_Provided records:_
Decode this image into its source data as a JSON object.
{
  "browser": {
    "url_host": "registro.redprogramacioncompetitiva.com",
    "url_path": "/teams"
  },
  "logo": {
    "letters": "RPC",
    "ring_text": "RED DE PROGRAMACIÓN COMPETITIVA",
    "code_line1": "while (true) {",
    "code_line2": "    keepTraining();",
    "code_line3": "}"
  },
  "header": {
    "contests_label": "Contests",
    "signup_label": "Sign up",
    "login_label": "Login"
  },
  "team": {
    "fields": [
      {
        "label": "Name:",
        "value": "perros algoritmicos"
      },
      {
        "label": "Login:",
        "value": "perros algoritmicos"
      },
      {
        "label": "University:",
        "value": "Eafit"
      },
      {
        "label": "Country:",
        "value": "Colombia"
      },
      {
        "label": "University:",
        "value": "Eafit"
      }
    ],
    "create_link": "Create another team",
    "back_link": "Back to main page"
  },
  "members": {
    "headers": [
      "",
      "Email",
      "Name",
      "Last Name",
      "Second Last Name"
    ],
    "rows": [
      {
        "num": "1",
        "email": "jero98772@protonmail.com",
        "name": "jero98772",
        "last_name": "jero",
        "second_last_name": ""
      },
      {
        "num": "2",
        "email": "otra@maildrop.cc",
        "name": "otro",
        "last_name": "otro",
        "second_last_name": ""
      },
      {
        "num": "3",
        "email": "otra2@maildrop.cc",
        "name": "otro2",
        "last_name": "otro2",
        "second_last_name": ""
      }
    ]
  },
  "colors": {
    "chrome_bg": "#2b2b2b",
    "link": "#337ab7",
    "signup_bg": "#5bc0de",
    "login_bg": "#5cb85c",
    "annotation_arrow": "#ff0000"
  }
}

_What is needed:_
Word for word, extract all the records.

_Response:_
Decode this image into its source data as a JSON object.
{
  "browser": {
    "url_host": "registro.redprogramacioncompetitiva.com",
    "url_path": "/teams"
  },
  "logo": {
    "letters": "RPC",
    "ring_text": "RED DE PROGRAMACIÓN COMPETITIVA",
    "code_line1": "while (true) {",
    "code_line2": "    keepTraining();",
    "code_line3": "}"
  },
  "header": {
    "contests_label": "Contests",
    "signup_label": "Sign up",
    "login_label": "Login"
  },
  "team": {
    "fields": [
      {
        "label": "Name:",
        "value": "perros algoritmicos"
      },
      {
        "label": "Login:",
        "value": "perros algoritmicos"
      },
      {
        "label": "University:",
        "value": "Eafit"
      },
      {
        "label": "Country:",
        "value": "Colombia"
      },
      {
        "label": "University:",
        "value": "Eafit"
      }
    ],
    "create_link": "Create another team",
    "back_link": "Back to main page"
  },
  "members": {
    "headers": [
      "",
      "Email",
      "Name",
      "Last Name",
      "Second Last Name"
    ],
    "rows": [
      {
        "num": "1",
        "email": "jero98772@protonmail.com",
        "name": "jero98772",
        "last_name": "jero",
        "second_last_name": ""
      },
      {
        "num": "2",
        "email": "otra@maildrop.cc",
        "name": "otro",
        "last_name": "otro",
        "second_last_name": ""
      },
      {
        "num": "3",
        "email": "otra2@maildrop.cc",
        "name": "otro2",
        "last_name": "otro2",
        "second_last_name": ""
      }
    ]
  },
  "colors": {
    "chrome_bg": "#2b2b2b",
    "link": "#337ab7",
    "signup_bg": "#5bc0de",
    "login_bg": "#5cb85c",
    "annotation_arrow": "#ff0000"
  }
}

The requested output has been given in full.